-- BEGIN Provided data --

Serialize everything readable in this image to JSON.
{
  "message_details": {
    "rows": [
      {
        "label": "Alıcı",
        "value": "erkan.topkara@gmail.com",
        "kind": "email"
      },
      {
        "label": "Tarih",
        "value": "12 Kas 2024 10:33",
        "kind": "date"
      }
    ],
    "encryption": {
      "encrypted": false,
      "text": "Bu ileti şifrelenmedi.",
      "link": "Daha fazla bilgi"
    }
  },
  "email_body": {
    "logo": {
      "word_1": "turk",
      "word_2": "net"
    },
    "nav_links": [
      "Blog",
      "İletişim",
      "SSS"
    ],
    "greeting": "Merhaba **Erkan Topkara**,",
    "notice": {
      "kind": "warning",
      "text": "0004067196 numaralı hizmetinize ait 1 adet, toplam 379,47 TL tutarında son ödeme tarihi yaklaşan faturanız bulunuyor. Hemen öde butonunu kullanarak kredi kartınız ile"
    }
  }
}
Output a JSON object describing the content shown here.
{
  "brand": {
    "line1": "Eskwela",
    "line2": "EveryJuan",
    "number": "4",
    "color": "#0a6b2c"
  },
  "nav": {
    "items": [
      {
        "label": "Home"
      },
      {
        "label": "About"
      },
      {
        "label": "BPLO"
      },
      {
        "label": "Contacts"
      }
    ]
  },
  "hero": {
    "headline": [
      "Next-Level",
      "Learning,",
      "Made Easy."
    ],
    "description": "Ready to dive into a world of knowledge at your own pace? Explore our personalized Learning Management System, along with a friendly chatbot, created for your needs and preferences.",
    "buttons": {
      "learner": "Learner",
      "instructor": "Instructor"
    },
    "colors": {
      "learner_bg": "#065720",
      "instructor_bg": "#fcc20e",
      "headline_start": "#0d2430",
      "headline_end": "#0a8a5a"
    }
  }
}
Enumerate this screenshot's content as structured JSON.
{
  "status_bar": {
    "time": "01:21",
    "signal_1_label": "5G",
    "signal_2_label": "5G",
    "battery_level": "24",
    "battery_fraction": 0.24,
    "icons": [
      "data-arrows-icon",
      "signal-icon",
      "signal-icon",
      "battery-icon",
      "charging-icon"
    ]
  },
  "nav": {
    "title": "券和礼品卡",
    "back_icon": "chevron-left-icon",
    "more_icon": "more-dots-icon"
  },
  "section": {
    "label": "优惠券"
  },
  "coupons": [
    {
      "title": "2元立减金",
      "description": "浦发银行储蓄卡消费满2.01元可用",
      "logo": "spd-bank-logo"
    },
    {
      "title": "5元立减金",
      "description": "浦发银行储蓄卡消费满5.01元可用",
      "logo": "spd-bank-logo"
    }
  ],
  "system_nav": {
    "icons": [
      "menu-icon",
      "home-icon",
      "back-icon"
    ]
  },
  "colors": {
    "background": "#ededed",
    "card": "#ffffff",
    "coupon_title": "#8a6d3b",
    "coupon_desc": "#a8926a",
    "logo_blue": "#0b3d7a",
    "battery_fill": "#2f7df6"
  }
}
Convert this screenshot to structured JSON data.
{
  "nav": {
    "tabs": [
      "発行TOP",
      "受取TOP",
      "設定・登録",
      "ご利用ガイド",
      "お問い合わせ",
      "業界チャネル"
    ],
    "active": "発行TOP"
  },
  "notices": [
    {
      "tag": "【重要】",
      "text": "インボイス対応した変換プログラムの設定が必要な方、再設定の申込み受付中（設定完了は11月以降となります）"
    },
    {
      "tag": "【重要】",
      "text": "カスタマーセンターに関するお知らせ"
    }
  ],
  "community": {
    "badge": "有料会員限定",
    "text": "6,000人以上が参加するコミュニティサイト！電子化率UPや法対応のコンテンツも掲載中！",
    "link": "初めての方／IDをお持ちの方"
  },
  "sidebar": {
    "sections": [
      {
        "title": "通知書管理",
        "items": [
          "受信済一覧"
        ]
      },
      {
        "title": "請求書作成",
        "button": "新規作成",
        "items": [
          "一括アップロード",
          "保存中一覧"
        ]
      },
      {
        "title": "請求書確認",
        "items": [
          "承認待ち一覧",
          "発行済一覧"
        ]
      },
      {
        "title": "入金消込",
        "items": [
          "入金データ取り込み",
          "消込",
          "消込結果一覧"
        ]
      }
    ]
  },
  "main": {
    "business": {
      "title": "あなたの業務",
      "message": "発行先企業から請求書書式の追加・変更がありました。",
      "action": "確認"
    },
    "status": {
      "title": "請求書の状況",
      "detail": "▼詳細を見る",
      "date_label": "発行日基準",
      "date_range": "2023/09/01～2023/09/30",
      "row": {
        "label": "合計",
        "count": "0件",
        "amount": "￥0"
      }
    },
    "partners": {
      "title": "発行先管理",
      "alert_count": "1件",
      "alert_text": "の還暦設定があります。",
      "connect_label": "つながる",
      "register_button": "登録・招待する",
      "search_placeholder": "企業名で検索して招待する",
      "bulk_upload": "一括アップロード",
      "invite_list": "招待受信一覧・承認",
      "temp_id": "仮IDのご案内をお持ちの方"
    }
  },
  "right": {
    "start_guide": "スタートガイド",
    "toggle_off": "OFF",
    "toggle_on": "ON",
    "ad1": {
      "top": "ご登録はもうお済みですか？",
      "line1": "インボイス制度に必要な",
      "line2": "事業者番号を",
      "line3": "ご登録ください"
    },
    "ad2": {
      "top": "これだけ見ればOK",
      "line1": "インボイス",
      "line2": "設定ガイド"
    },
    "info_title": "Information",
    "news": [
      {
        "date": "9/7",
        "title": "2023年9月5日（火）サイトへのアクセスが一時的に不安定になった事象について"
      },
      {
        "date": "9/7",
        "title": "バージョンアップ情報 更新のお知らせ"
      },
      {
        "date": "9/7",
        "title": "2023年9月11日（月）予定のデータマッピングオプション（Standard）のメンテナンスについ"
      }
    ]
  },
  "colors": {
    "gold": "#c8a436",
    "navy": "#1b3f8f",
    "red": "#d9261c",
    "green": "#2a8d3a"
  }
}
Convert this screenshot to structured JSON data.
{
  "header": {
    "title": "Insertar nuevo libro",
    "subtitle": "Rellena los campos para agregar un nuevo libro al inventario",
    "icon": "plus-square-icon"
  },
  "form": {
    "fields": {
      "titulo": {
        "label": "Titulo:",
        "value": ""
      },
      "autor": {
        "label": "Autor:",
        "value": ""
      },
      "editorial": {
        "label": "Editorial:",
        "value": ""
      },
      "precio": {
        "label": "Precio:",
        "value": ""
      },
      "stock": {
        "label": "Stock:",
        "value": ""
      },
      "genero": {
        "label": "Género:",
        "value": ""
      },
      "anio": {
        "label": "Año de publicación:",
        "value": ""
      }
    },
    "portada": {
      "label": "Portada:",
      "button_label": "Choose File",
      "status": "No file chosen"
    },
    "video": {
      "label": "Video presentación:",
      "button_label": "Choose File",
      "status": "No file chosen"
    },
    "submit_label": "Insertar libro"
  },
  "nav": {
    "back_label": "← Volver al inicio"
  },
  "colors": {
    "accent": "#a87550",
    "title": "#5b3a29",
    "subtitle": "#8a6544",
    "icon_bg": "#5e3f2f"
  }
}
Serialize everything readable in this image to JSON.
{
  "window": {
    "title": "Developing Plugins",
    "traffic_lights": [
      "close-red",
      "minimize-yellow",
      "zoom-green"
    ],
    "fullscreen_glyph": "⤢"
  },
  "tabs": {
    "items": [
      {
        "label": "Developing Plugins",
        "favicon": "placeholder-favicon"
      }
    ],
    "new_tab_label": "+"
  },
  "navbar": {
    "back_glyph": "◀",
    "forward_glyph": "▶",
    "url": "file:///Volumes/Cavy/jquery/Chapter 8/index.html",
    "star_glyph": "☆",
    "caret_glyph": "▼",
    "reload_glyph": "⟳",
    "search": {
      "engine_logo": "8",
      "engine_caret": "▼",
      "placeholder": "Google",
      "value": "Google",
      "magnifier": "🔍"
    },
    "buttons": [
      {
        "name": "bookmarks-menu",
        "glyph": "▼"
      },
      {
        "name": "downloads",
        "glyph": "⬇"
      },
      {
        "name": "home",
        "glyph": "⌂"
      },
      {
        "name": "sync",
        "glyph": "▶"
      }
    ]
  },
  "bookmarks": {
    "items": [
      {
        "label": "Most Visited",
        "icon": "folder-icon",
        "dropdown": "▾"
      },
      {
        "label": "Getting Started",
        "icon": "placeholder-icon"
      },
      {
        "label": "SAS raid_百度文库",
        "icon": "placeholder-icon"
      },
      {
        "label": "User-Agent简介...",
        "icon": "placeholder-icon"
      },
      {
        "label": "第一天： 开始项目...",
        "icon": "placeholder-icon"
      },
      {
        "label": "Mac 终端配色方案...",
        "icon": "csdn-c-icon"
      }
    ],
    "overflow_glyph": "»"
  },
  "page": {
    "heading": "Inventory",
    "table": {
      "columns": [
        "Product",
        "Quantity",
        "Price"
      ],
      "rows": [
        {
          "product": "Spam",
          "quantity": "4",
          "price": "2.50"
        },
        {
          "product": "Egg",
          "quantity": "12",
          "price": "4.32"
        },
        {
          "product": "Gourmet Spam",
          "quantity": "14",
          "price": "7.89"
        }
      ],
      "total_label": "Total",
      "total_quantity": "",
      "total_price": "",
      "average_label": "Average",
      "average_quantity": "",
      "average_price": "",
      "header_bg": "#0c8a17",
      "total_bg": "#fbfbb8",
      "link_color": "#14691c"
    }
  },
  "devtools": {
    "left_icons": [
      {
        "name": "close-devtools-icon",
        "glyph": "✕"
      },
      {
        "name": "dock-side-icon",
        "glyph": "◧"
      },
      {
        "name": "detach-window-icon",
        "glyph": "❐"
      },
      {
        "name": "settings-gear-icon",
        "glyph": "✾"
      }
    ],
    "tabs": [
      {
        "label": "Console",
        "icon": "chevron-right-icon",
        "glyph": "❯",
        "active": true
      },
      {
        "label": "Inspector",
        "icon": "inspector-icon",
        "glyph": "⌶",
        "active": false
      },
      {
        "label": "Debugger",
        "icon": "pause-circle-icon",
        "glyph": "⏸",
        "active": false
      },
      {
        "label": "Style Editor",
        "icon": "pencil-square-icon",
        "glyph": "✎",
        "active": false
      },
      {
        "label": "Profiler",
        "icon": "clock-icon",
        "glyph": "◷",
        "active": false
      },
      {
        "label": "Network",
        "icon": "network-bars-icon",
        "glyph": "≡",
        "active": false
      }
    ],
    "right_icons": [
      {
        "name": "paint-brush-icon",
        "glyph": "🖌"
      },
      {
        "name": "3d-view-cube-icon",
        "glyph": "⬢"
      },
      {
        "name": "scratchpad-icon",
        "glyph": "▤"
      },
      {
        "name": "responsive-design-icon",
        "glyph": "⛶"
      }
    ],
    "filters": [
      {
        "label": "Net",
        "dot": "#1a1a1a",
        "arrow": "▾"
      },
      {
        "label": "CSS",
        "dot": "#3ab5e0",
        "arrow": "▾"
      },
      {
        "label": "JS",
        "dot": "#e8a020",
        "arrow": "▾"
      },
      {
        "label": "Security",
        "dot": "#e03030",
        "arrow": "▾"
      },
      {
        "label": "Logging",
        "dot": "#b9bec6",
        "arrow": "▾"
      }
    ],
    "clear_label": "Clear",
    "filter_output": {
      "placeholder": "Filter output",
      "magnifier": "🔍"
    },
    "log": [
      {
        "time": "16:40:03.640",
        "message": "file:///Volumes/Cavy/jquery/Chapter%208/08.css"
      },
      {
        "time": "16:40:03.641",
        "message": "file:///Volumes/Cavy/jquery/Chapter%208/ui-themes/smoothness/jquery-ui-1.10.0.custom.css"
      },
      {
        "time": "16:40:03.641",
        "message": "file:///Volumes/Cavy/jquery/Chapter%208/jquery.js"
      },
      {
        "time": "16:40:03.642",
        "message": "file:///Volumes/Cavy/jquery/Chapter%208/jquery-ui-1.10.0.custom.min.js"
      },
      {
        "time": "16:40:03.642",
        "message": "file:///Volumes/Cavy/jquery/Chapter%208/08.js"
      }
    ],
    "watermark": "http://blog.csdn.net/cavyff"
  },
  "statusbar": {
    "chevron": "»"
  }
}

-- END Provided data --

Say how many lines in the records hold "chevron", with the number as the whole reply.

3